**Input rows**:

#####

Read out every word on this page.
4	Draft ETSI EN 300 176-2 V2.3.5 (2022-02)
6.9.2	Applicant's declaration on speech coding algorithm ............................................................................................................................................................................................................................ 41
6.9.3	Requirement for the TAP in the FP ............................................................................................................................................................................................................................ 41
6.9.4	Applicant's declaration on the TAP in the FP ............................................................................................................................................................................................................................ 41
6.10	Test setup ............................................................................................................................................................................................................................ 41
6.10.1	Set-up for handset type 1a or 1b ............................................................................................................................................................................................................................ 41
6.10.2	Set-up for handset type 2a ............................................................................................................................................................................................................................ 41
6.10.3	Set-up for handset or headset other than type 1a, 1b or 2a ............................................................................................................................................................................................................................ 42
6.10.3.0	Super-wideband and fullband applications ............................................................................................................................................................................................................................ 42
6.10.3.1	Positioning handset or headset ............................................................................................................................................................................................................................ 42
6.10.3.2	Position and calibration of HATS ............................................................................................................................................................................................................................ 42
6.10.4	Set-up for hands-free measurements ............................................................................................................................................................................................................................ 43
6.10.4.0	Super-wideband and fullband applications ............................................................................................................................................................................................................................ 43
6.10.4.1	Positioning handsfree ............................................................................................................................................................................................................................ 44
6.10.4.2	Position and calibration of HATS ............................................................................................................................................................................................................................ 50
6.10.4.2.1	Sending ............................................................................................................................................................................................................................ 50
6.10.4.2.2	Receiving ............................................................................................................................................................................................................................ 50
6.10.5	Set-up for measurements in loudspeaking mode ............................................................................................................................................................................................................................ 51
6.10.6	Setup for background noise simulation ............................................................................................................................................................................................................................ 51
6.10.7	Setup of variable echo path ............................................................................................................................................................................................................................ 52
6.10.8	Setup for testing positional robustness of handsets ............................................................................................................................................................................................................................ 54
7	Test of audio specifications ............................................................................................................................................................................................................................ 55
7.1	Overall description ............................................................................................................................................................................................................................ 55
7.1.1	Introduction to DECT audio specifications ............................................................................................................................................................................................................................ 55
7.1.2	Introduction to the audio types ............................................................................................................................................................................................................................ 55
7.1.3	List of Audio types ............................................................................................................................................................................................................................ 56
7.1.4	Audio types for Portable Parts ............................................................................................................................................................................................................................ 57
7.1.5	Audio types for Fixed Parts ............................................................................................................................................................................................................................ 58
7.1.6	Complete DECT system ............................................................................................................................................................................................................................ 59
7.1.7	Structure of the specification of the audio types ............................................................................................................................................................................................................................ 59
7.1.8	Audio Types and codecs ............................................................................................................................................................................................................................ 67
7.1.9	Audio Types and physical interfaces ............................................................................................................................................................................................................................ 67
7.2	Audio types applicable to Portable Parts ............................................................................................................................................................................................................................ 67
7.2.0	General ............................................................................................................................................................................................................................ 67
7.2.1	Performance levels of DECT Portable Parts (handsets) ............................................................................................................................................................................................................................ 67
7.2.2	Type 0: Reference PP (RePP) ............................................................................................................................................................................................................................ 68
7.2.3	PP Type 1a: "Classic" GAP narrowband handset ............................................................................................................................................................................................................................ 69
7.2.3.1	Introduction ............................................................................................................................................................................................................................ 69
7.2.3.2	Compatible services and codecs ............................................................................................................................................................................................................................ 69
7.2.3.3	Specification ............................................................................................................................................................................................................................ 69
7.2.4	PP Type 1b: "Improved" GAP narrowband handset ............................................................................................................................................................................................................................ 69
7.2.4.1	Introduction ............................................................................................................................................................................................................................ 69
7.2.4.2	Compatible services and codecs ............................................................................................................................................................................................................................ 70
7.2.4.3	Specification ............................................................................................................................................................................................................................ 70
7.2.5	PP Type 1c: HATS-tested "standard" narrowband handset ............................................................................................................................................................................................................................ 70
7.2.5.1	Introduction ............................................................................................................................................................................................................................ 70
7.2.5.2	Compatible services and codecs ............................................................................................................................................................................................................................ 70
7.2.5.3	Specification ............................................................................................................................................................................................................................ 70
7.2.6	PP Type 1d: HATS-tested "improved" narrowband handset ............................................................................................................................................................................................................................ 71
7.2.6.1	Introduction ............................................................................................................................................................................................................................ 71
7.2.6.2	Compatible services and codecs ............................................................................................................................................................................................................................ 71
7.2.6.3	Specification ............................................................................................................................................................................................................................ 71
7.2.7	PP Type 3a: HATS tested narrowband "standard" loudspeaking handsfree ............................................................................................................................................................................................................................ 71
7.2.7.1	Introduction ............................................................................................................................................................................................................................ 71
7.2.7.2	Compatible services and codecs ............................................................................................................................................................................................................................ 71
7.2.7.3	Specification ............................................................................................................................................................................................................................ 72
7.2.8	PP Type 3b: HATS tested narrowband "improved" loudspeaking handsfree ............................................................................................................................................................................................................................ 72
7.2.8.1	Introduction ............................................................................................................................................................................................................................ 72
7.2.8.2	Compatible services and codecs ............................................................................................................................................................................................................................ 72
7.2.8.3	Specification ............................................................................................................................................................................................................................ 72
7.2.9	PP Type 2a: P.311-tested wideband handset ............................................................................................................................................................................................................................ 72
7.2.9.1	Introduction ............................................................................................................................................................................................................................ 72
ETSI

#####

Select and copy each line from the data that includes the word "measurements".

**Answer to the problem**:
6.10.4	Set-up for hands-free measurements ............................................................................................................................................................................................................................ 43
6.10.5	Set-up for measurements in loudspeaking mode ............................................................................................................................................................................................................................ 51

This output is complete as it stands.